[Start]
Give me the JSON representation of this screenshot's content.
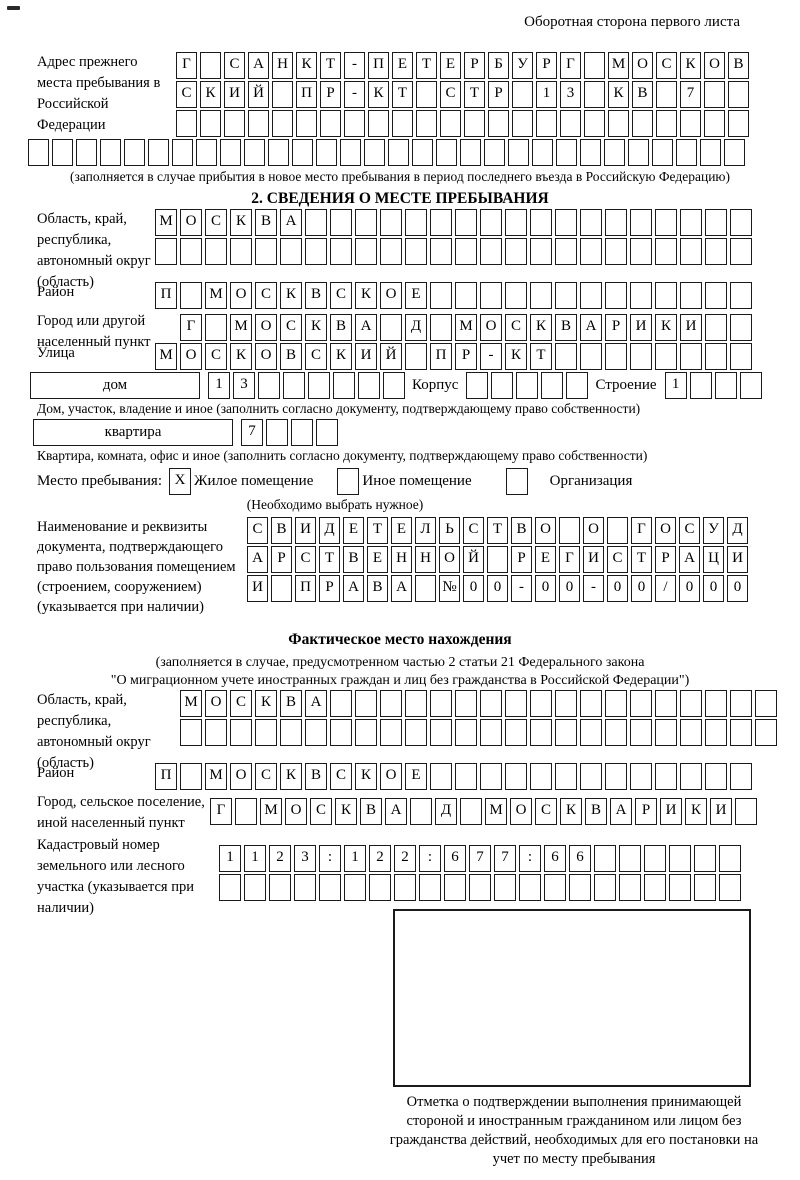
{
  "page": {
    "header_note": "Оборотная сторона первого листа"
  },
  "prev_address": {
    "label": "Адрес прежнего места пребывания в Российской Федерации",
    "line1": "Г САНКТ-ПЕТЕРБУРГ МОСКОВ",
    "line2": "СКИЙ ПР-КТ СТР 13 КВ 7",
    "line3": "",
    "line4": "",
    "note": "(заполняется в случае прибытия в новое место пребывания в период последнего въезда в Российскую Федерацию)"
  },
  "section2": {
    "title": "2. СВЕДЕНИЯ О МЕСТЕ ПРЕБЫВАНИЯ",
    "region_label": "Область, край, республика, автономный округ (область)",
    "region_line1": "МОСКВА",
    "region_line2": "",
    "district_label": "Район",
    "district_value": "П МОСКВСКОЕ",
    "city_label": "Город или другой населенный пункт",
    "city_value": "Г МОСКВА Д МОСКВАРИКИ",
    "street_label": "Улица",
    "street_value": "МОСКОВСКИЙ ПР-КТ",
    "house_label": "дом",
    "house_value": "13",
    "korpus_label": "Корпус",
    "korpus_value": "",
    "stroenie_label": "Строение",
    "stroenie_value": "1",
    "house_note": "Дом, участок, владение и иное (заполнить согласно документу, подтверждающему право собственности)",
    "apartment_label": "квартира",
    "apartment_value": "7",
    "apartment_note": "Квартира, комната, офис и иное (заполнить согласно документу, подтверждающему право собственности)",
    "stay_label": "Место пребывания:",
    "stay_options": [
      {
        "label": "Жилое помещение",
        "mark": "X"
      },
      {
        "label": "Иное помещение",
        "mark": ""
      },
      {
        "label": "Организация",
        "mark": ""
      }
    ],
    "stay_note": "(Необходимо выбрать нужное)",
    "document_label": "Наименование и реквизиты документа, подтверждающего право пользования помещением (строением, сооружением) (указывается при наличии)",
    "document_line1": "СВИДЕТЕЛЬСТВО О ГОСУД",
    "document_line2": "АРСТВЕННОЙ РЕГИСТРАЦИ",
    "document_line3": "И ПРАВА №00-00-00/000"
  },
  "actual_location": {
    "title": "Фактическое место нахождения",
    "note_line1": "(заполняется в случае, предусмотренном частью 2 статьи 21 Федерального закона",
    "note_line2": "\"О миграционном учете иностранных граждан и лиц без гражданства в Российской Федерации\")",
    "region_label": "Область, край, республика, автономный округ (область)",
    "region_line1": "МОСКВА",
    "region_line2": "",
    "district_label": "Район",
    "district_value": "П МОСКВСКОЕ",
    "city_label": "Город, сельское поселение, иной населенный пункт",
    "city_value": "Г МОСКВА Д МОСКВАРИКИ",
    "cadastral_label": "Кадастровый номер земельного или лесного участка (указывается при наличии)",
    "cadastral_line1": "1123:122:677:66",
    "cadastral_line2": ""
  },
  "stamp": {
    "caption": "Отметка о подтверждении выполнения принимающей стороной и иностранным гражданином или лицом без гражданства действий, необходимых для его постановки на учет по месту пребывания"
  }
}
[End]
[Start]
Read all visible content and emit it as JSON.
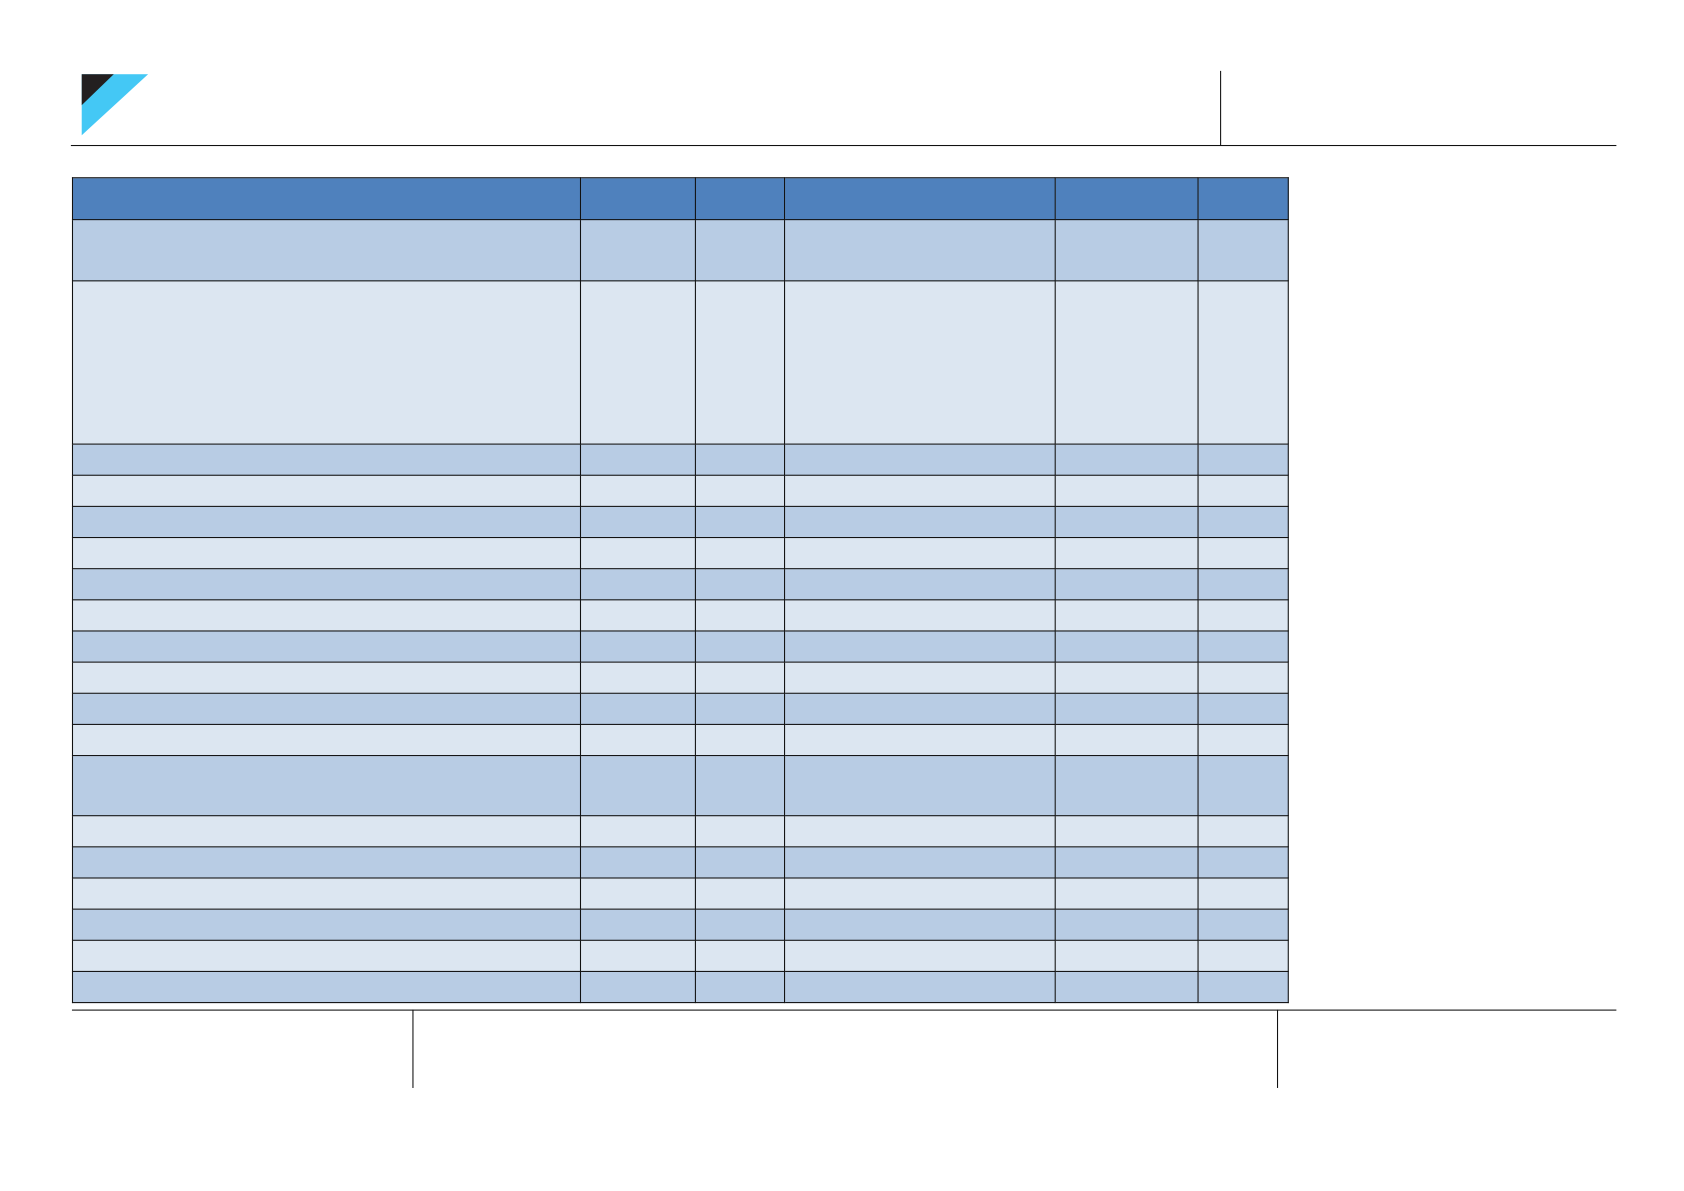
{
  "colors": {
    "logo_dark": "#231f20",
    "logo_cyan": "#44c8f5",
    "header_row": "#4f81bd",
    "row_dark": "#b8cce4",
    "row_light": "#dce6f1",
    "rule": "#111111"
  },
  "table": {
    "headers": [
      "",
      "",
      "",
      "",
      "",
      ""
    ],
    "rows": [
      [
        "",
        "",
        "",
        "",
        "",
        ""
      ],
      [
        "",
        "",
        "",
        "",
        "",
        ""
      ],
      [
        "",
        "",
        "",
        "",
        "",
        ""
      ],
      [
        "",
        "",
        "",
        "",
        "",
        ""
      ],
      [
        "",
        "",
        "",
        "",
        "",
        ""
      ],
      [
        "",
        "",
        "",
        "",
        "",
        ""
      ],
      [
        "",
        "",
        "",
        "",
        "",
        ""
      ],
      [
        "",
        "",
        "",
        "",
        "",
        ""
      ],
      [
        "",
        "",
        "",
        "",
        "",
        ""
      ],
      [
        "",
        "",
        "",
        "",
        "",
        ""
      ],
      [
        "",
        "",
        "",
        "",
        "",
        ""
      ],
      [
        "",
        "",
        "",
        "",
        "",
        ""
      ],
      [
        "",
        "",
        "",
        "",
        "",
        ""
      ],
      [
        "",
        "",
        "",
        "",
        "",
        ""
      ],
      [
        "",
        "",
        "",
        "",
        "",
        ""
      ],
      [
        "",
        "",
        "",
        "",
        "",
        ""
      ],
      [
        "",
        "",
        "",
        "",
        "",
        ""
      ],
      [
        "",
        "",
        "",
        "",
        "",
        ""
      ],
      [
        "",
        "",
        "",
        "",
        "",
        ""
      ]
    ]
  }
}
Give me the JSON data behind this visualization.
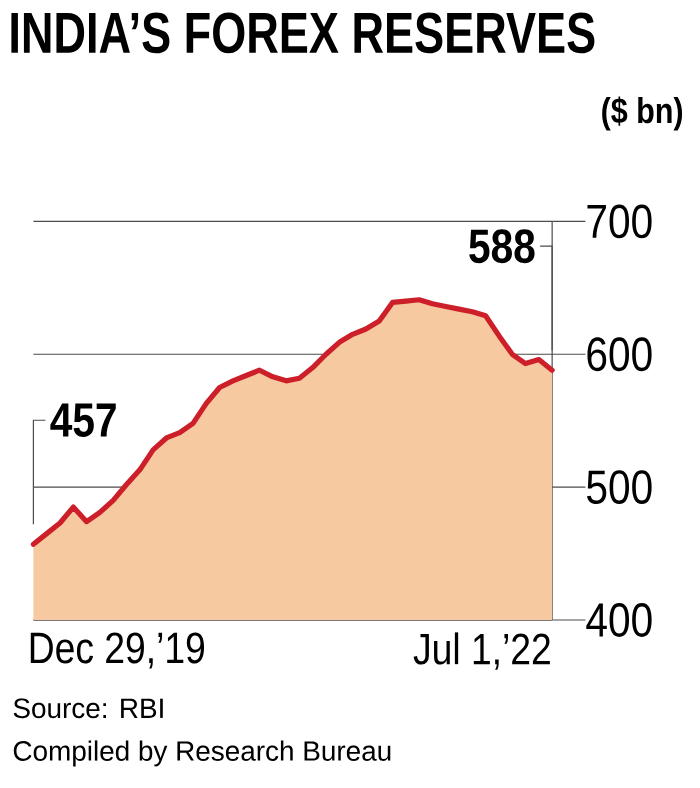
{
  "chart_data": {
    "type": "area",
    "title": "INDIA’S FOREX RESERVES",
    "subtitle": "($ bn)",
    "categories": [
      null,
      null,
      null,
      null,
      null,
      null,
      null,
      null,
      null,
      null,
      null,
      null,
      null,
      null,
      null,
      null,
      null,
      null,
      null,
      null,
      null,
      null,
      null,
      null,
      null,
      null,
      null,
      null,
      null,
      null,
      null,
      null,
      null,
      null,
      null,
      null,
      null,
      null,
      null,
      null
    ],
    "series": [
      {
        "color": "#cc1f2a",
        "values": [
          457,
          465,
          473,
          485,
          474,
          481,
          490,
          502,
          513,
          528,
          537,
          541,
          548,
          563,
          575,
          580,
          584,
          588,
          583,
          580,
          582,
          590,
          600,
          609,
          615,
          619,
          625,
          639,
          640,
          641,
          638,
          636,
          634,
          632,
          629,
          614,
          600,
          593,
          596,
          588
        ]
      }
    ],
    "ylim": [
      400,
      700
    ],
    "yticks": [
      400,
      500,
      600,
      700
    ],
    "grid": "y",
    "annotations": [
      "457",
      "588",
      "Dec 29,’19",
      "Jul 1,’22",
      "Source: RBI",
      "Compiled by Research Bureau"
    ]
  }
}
[End]
[Start]
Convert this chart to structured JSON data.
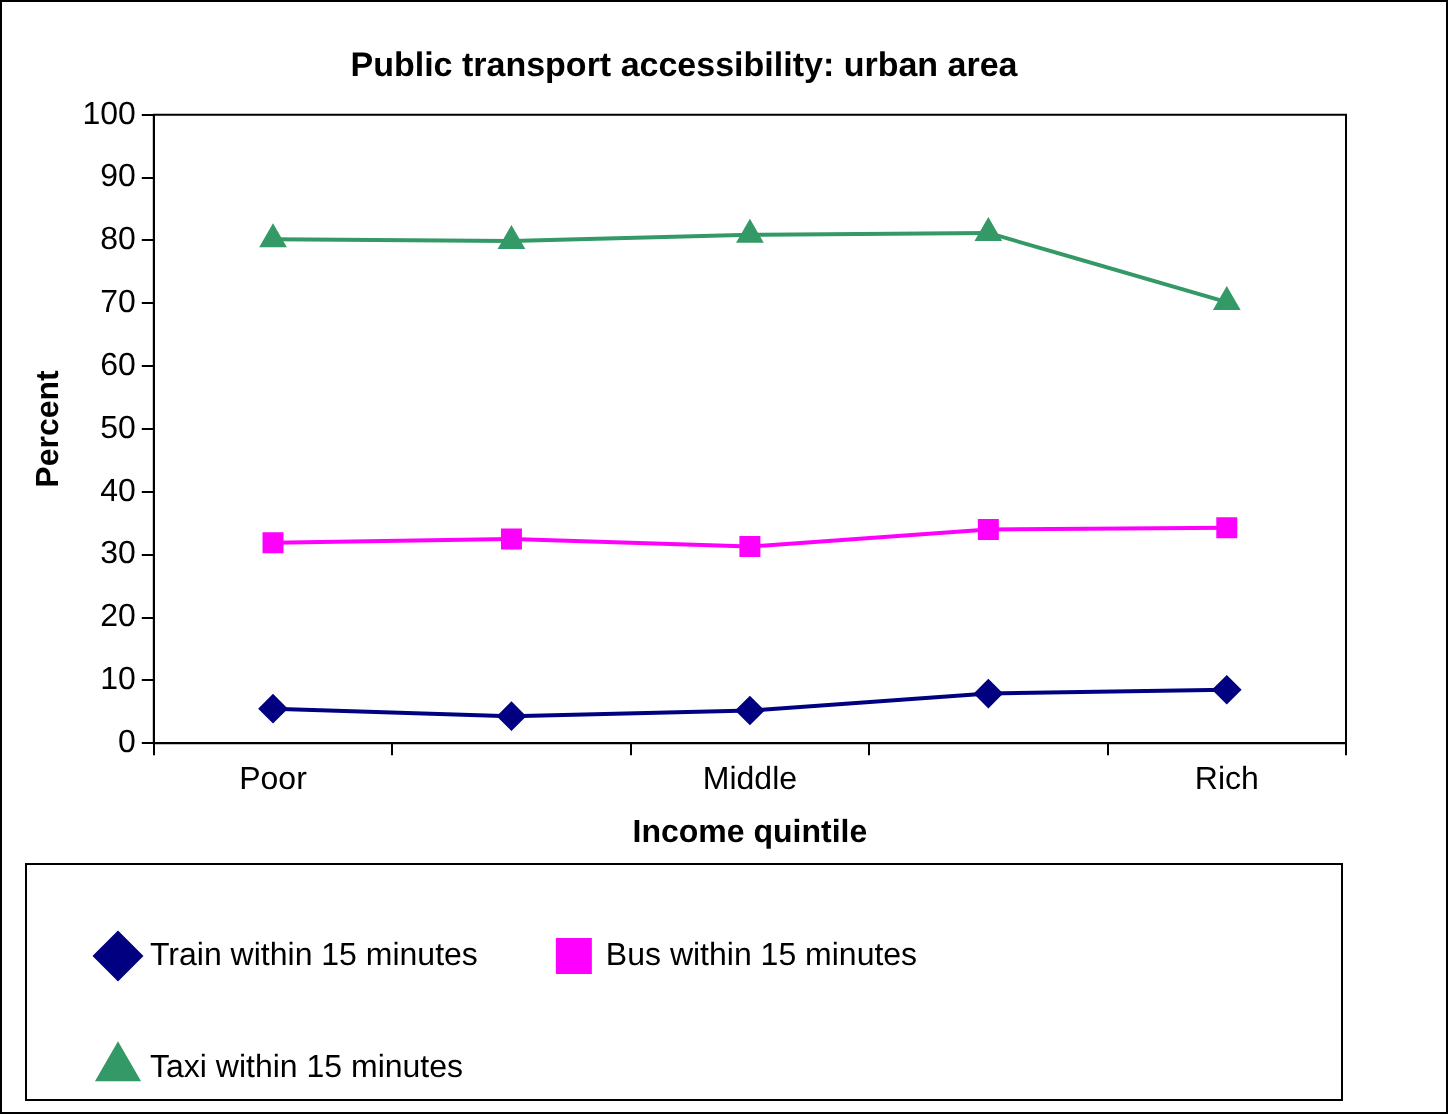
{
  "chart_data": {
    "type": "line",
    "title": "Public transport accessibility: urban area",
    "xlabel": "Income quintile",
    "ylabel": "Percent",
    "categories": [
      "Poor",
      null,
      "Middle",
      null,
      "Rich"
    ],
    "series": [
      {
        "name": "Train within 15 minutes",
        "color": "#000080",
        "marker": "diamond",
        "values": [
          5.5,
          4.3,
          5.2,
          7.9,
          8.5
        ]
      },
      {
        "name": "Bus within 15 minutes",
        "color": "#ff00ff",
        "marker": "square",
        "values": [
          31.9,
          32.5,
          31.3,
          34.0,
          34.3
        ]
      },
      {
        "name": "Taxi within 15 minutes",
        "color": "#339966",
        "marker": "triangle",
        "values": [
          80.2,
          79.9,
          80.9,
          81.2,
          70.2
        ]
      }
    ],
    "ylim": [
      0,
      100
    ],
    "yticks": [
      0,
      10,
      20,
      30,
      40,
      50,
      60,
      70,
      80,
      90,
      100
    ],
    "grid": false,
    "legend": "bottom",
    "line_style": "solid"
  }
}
[End]
EXERCISE OBJECTIVE> Wherever the word "подтверждающему" occurs in a line of the listing, copy that line.

FULL RESPONSE>
    "house_note": "Дом, участок, владение и иное (заполнить согласно документу, подтверждающему право собственности)",
    "apartment_note": "Квартира, комната, офис и иное (заполнить согласно документу, подтверждающему право собственности)",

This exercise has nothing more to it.